RECORDS SUPPLIED:
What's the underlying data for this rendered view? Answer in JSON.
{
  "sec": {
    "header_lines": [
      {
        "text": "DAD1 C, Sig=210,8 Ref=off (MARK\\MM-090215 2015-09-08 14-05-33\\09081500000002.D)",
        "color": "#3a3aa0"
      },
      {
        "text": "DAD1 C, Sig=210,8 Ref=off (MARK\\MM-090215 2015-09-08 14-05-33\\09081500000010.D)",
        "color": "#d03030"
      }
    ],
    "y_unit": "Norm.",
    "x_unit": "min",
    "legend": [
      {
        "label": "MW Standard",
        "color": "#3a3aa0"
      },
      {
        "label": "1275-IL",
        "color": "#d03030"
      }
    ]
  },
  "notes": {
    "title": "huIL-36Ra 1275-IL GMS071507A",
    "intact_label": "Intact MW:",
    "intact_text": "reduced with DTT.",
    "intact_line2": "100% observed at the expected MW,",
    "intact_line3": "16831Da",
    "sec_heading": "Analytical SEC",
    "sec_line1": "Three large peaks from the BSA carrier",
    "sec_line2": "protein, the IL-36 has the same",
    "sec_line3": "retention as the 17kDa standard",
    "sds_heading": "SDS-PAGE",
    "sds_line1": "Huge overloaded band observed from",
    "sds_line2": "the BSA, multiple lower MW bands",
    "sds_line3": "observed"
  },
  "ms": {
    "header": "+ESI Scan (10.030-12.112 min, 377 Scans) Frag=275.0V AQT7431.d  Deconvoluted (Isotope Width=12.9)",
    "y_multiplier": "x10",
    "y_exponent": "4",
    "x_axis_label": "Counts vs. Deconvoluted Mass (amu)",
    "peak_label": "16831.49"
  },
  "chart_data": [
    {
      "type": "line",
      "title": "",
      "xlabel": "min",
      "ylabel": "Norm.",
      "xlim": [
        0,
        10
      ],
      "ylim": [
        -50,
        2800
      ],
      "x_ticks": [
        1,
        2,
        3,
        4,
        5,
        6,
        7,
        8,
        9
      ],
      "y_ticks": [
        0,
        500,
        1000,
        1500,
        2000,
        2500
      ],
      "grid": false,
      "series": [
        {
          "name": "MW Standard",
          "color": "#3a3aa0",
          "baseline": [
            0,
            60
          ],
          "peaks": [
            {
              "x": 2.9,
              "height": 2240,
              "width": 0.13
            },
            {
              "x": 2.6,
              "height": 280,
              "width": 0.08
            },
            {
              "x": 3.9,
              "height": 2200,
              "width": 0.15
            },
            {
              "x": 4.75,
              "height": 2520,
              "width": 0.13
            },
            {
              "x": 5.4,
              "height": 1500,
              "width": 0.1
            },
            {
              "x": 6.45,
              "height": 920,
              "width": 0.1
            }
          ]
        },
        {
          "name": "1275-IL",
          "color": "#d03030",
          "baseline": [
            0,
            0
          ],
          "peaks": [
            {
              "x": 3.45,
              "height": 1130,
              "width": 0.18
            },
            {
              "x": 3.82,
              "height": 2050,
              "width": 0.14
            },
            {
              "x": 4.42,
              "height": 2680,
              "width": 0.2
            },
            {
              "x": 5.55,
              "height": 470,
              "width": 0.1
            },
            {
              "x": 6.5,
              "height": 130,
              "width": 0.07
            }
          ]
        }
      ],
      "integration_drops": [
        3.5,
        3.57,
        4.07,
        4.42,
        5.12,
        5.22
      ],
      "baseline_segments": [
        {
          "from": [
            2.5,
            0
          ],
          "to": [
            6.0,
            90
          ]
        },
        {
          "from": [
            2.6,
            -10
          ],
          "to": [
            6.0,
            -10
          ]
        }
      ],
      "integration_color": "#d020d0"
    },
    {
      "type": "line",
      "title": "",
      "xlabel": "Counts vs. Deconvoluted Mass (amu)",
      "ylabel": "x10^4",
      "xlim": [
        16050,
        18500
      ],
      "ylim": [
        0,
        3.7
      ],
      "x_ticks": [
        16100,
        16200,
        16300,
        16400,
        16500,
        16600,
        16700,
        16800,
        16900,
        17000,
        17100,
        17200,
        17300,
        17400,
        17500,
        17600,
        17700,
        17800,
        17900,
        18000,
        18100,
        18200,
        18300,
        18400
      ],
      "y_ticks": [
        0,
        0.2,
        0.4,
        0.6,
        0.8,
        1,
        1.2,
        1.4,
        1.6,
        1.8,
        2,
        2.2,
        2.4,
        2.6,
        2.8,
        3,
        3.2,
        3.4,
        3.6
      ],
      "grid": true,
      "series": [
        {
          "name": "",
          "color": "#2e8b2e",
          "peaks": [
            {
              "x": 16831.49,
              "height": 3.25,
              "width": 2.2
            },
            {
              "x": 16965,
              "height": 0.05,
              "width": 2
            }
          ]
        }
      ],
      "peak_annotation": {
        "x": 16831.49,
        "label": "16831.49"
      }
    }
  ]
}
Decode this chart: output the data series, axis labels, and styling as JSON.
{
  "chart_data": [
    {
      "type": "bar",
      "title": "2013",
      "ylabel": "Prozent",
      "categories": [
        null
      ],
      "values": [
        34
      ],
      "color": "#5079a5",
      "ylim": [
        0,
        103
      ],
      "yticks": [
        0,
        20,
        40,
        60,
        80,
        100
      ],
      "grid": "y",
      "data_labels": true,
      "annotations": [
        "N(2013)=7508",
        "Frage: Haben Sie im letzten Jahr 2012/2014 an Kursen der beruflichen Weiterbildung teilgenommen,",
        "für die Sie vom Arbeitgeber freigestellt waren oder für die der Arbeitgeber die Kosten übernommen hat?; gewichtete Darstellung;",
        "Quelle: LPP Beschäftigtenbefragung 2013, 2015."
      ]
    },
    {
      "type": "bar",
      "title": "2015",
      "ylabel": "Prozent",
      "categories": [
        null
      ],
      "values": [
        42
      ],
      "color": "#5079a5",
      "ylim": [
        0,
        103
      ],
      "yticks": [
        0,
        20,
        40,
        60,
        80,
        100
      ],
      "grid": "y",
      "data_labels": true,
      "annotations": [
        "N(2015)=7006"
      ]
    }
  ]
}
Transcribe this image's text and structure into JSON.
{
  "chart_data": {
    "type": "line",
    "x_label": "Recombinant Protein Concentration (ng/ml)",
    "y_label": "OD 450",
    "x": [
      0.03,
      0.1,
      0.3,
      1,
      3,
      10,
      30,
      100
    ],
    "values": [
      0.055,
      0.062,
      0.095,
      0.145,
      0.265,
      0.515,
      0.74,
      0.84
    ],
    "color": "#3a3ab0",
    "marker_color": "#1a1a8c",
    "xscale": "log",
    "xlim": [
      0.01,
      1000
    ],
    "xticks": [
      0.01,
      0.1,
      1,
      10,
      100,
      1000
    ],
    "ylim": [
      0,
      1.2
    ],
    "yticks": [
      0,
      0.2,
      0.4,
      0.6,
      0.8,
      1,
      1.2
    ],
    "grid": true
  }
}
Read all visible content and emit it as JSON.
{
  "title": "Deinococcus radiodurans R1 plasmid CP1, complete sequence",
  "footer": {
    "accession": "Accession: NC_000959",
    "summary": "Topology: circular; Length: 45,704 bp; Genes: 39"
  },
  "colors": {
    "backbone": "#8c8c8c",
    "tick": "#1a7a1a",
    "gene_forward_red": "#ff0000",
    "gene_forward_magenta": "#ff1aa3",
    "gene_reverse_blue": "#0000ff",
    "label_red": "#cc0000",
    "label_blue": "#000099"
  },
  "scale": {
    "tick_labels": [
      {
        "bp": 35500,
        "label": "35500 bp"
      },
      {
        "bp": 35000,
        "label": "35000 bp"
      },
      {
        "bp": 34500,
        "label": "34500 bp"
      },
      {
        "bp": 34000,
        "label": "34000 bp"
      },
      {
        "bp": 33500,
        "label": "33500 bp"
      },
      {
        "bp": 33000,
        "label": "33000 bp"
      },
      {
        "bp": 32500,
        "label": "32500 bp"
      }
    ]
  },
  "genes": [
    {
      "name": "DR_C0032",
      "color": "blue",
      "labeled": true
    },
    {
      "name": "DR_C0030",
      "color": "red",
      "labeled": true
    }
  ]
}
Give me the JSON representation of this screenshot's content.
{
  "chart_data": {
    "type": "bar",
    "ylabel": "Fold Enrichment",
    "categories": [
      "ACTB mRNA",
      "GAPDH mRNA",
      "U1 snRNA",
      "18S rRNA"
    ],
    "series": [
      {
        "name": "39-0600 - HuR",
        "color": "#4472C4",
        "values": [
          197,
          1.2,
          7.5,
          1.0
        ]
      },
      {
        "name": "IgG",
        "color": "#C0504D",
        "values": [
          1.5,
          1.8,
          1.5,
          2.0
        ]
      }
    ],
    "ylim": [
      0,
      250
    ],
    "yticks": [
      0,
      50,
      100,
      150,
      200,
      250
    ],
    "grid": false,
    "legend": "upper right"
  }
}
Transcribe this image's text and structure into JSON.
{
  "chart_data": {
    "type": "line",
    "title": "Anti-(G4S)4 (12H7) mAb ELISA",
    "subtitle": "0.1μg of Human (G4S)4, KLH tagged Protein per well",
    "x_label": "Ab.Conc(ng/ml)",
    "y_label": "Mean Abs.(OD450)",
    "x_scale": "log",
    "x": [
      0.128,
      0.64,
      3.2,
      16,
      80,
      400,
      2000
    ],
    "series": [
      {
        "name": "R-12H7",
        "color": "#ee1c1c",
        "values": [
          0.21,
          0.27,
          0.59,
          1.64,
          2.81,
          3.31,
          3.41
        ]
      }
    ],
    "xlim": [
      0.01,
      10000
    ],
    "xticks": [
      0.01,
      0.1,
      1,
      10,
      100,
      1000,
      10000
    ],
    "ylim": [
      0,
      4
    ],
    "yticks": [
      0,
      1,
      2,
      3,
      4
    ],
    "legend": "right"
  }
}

TASK BRIEF: Provide the count of lines in the entries above that hold the word "ylabel", and leave out everything else.

WRITTEN ANSWER: 5